* _Written problem_:
Keep the pictures out of the copy and repeat the records exactly.

* _Information shown_:
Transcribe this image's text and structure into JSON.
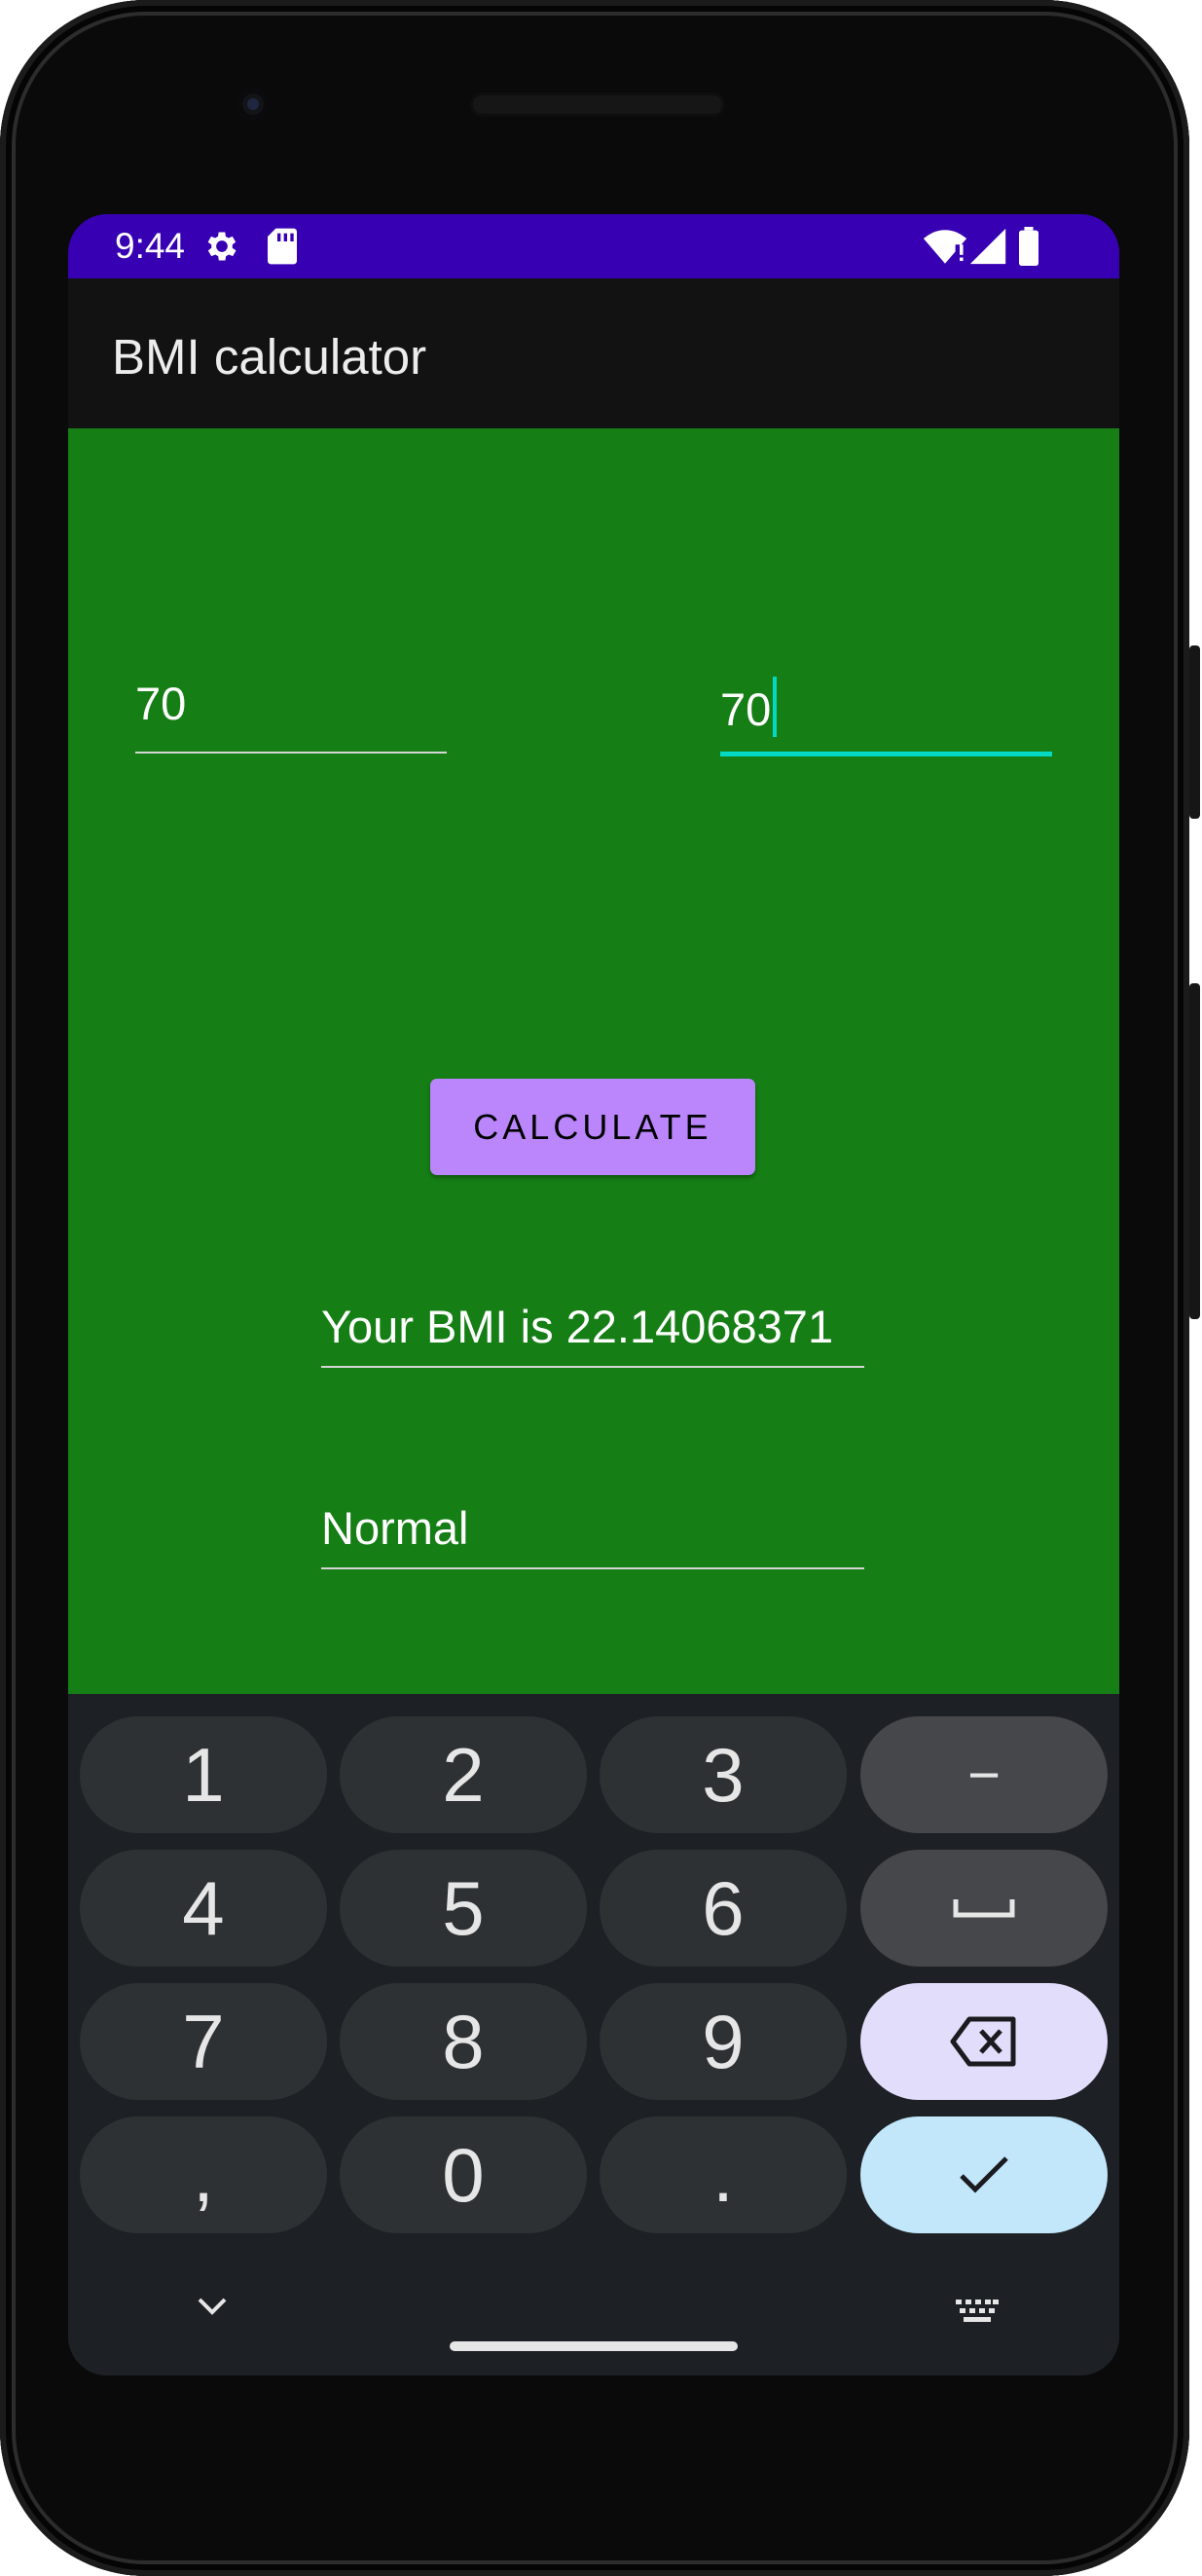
{
  "status_bar": {
    "time": "9:44",
    "icons": [
      "settings-gear-icon",
      "sd-card-icon",
      "wifi-icon",
      "signal-icon",
      "battery-icon"
    ],
    "background": "#3700b3"
  },
  "app_bar": {
    "title": "BMI calculator"
  },
  "form": {
    "height_value": "70",
    "weight_value": "70",
    "calculate_label": "CALCULATE",
    "bmi_result": "Your BMI is 22.14068371",
    "bmi_category": "Normal"
  },
  "colors": {
    "content_background": "#157e15",
    "accent": "#03dac5",
    "button": "#bb86fc"
  },
  "keyboard": {
    "keys": [
      "1",
      "2",
      "3",
      "−",
      "4",
      "5",
      "6",
      "␣",
      "7",
      "8",
      "9",
      "⌫",
      ",",
      "0",
      ".",
      "✓"
    ],
    "nav": [
      "chevron-down-icon",
      "keyboard-icon"
    ]
  }
}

* _Solution for this problem_:
Transcribe this image's text and structure into JSON.
{
  "status_bar": {
    "time": "9:44",
    "icons": [
      "settings-gear-icon",
      "sd-card-icon",
      "wifi-icon",
      "signal-icon",
      "battery-icon"
    ],
    "background": "#3700b3"
  },
  "app_bar": {
    "title": "BMI calculator"
  },
  "form": {
    "height_value": "70",
    "weight_value": "70",
    "calculate_label": "CALCULATE",
    "bmi_result": "Your BMI is 22.14068371",
    "bmi_category": "Normal"
  },
  "colors": {
    "content_background": "#157e15",
    "accent": "#03dac5",
    "button": "#bb86fc"
  },
  "keyboard": {
    "keys": [
      "1",
      "2",
      "3",
      "−",
      "4",
      "5",
      "6",
      "␣",
      "7",
      "8",
      "9",
      "⌫",
      ",",
      "0",
      ".",
      "✓"
    ],
    "nav": [
      "chevron-down-icon",
      "keyboard-icon"
    ]
  }
}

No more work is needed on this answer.